▽
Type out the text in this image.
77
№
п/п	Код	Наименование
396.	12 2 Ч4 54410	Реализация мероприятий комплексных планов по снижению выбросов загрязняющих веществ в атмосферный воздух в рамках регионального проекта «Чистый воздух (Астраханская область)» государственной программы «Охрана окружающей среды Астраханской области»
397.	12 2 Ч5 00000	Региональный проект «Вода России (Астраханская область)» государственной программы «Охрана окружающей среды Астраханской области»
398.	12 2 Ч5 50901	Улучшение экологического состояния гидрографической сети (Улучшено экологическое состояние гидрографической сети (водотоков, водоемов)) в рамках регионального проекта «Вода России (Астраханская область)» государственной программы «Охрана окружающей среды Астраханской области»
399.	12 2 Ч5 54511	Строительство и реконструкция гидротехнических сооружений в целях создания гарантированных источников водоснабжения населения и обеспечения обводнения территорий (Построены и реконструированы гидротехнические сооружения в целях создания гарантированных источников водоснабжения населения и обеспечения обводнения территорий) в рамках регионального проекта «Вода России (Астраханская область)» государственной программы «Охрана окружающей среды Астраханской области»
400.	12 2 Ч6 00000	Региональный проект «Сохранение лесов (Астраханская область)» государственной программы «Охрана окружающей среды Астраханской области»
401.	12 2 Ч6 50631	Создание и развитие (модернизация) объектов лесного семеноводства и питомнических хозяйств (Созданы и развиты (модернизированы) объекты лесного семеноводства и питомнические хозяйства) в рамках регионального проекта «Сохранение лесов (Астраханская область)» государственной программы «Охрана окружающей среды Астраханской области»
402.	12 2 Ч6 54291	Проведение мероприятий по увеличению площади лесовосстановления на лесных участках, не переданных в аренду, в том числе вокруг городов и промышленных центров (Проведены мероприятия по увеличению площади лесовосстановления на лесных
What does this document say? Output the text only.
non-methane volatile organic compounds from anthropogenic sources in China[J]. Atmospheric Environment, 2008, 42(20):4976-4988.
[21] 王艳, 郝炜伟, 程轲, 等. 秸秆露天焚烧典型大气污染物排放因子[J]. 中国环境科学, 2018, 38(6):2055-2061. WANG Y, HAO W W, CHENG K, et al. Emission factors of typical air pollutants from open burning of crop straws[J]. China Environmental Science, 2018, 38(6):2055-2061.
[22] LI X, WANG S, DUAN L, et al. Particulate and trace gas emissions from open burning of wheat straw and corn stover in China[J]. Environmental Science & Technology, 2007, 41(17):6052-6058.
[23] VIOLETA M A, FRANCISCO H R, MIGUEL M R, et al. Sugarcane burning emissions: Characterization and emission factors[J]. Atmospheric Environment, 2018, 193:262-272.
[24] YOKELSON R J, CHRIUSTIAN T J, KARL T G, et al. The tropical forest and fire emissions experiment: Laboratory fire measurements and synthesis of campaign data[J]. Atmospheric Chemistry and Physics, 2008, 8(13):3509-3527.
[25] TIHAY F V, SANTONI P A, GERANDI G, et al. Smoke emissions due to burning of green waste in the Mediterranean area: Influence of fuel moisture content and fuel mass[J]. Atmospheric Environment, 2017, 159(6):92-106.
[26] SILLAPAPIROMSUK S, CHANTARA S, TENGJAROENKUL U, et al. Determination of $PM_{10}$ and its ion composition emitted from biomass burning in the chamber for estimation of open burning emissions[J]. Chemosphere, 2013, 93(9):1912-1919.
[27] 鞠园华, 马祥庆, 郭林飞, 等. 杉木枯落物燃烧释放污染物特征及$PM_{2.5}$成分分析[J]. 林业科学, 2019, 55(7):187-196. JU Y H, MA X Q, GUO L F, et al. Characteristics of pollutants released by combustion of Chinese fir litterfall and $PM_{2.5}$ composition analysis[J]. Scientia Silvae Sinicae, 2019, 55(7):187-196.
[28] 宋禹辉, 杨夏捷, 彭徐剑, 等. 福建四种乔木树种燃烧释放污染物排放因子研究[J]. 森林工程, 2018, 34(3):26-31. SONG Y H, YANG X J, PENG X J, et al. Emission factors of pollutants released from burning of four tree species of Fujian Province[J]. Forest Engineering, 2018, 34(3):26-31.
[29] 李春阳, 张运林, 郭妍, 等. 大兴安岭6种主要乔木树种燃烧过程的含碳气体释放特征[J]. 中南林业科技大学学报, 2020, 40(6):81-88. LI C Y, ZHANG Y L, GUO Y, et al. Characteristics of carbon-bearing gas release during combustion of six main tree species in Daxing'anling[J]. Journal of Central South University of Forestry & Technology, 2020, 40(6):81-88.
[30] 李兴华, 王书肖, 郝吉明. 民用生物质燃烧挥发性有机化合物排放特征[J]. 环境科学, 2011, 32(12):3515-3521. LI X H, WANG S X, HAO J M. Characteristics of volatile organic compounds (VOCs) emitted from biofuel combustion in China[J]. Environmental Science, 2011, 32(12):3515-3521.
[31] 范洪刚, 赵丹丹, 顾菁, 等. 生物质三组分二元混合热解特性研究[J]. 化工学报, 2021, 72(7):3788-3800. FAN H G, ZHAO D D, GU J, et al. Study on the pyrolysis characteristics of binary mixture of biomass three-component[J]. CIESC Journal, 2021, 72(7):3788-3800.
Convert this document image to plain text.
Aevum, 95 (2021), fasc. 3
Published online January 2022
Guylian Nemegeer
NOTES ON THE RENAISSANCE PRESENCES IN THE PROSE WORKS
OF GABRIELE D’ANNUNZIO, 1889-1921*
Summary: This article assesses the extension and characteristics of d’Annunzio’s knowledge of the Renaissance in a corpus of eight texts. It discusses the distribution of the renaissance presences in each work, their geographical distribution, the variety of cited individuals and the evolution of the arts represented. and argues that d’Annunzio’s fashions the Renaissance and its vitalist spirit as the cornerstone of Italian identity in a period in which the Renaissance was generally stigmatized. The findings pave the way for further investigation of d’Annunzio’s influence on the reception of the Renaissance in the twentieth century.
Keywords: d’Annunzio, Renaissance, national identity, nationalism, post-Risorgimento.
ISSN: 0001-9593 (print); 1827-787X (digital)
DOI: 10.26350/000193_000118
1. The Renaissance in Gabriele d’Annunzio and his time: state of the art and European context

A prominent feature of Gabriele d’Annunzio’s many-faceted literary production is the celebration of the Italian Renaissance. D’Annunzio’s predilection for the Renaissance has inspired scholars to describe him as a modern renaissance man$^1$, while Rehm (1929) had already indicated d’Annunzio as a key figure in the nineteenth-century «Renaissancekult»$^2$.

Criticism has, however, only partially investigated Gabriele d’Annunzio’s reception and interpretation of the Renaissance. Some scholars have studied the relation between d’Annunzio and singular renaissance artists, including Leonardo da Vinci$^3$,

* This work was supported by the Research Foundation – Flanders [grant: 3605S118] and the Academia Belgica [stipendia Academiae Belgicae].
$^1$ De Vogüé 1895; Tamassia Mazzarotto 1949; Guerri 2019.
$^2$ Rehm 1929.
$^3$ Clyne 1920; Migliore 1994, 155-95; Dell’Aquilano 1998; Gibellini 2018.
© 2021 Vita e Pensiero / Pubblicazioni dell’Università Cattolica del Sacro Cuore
△
=== Written instruction ===
Write the data out again in full and exactly.

=== Exercise response ===
Type out the text in this image.
77
№
п/п	Код	Наименование
396.	12 2 Ч4 54410	Реализация мероприятий комплексных планов по снижению выбросов загрязняющих веществ в атмосферный воздух в рамках регионального проекта «Чистый воздух (Астраханская область)» государственной программы «Охрана окружающей среды Астраханской области»
397.	12 2 Ч5 00000	Региональный проект «Вода России (Астраханская область)» государственной программы «Охрана окружающей среды Астраханской области»
398.	12 2 Ч5 50901	Улучшение экологического состояния гидрографической сети (Улучшено экологическое состояние гидрографической сети (водотоков, водоемов)) в рамках регионального проекта «Вода России (Астраханская область)» государственной программы «Охрана окружающей среды Астраханской области»
399.	12 2 Ч5 54511	Строительство и реконструкция гидротехнических сооружений в целях создания гарантированных источников водоснабжения населения и обеспечения обводнения территорий (Построены и реконструированы гидротехнические сооружения в целях создания гарантированных источников водоснабжения населения и обеспечения обводнения территорий) в рамках регионального проекта «Вода России (Астраханская область)» государственной программы «Охрана окружающей среды Астраханской области»
400.	12 2 Ч6 00000	Региональный проект «Сохранение лесов (Астраханская область)» государственной программы «Охрана окружающей среды Астраханской области»
401.	12 2 Ч6 50631	Создание и развитие (модернизация) объектов лесного семеноводства и питомнических хозяйств (Созданы и развиты (модернизированы) объекты лесного семеноводства и питомнические хозяйства) в рамках регионального проекта «Сохранение лесов (Астраханская область)» государственной программы «Охрана окружающей среды Астраханской области»
402.	12 2 Ч6 54291	Проведение мероприятий по увеличению площади лесовосстановления на лесных участках, не переданных в аренду, в том числе вокруг городов и промышленных центров (Проведены мероприятия по увеличению площади лесовосстановления на лесных
What does this document say? Output the text only.
non-methane volatile organic compounds from anthropogenic sources in China[J]. Atmospheric Environment, 2008, 42(20):4976-4988.
[21] 王艳, 郝炜伟, 程轲, 等. 秸秆露天焚烧典型大气污染物排放因子[J]. 中国环境科学, 2018, 38(6):2055-2061. WANG Y, HAO W W, CHENG K, et al. Emission factors of typical air pollutants from open burning of crop straws[J]. China Environmental Science, 2018, 38(6):2055-2061.
[22] LI X, WANG S, DUAN L, et al. Particulate and trace gas emissions from open burning of wheat straw and corn stover in China[J]. Environmental Science & Technology, 2007, 41(17):6052-6058.
[23] VIOLETA M A, FRANCISCO H R, MIGUEL M R, et al. Sugarcane burning emissions: Characterization and emission factors[J]. Atmospheric Environment, 2018, 193:262-272.
[24] YOKELSON R J, CHRIUSTIAN T J, KARL T G, et al. The tropical forest and fire emissions experiment: Laboratory fire measurements and synthesis of campaign data[J]. Atmospheric Chemistry and Physics, 2008, 8(13):3509-3527.
[25] TIHAY F V, SANTONI P A, GERANDI G, et al. Smoke emissions due to burning of green waste in the Mediterranean area: Influence of fuel moisture content and fuel mass[J]. Atmospheric Environment, 2017, 159(6):92-106.
[26] SILLAPAPIROMSUK S, CHANTARA S, TENGJAROENKUL U, et al. Determination of $PM_{10}$ and its ion composition emitted from biomass burning in the chamber for estimation of open burning emissions[J]. Chemosphere, 2013, 93(9):1912-1919.
[27] 鞠园华, 马祥庆, 郭林飞, 等. 杉木枯落物燃烧释放污染物特征及$PM_{2.5}$成分分析[J]. 林业科学, 2019, 55(7):187-196. JU Y H, MA X Q, GUO L F, et al. Characteristics of pollutants released by combustion of Chinese fir litterfall and $PM_{2.5}$ composition analysis[J]. Scientia Silvae Sinicae, 2019, 55(7):187-196.
[28] 宋禹辉, 杨夏捷, 彭徐剑, 等. 福建四种乔木树种燃烧释放污染物排放因子研究[J]. 森林工程, 2018, 34(3):26-31. SONG Y H, YANG X J, PENG X J, et al. Emission factors of pollutants released from burning of four tree species of Fujian Province[J]. Forest Engineering, 2018, 34(3):26-31.
[29] 李春阳, 张运林, 郭妍, 等. 大兴安岭6种主要乔木树种燃烧过程的含碳气体释放特征[J]. 中南林业科技大学学报, 2020, 40(6):81-88. LI C Y, ZHANG Y L, GUO Y, et al. Characteristics of carbon-bearing gas release during combustion of six main tree species in Daxing'anling[J]. Journal of Central South University of Forestry & Technology, 2020, 40(6):81-88.
[30] 李兴华, 王书肖, 郝吉明. 民用生物质燃烧挥发性有机化合物排放特征[J]. 环境科学, 2011, 32(12):3515-3521. LI X H, WANG S X, HAO J M. Characteristics of volatile organic compounds (VOCs) emitted from biofuel combustion in China[J]. Environmental Science, 2011, 32(12):3515-3521.
[31] 范洪刚, 赵丹丹, 顾菁, 等. 生物质三组分二元混合热解特性研究[J]. 化工学报, 2021, 72(7):3788-3800. FAN H G, ZHAO D D, GU J, et al. Study on the pyrolysis characteristics of binary mixture of biomass three-component[J]. CIESC Journal, 2021, 72(7):3788-3800.
Convert this document image to plain text.
Aevum, 95 (2021), fasc. 3
Published online January 2022
Guylian Nemegeer
NOTES ON THE RENAISSANCE PRESENCES IN THE PROSE WORKS
OF GABRIELE D’ANNUNZIO, 1889-1921*
Summary: This article assesses the extension and characteristics of d’Annunzio’s knowledge of the Renaissance in a corpus of eight texts. It discusses the distribution of the renaissance presences in each work, their geographical distribution, the variety of cited individuals and the evolution of the arts represented. and argues that d’Annunzio’s fashions the Renaissance and its vitalist spirit as the cornerstone of Italian identity in a period in which the Renaissance was generally stigmatized. The findings pave the way for further investigation of d’Annunzio’s influence on the reception of the Renaissance in the twentieth century.
Keywords: d’Annunzio, Renaissance, national identity, nationalism, post-Risorgimento.
ISSN: 0001-9593 (print); 1827-787X (digital)
DOI: 10.26350/000193_000118
1. The Renaissance in Gabriele d’Annunzio and his time: state of the art and European context

A prominent feature of Gabriele d’Annunzio’s many-faceted literary production is the celebration of the Italian Renaissance. D’Annunzio’s predilection for the Renaissance has inspired scholars to describe him as a modern renaissance man$^1$, while Rehm (1929) had already indicated d’Annunzio as a key figure in the nineteenth-century «Renaissancekult»$^2$.

Criticism has, however, only partially investigated Gabriele d’Annunzio’s reception and interpretation of the Renaissance. Some scholars have studied the relation between d’Annunzio and singular renaissance artists, including Leonardo da Vinci$^3$,

* This work was supported by the Research Foundation – Flanders [grant: 3605S118] and the Academia Belgica [stipendia Academiae Belgicae].
$^1$ De Vogüé 1895; Tamassia Mazzarotto 1949; Guerri 2019.
$^2$ Rehm 1929.
$^3$ Clyne 1920; Migliore 1994, 155-95; Dell’Aquilano 1998; Gibellini 2018.
© 2021 Vita e Pensiero / Pubblicazioni dell’Università Cattolica del Sacro Cuore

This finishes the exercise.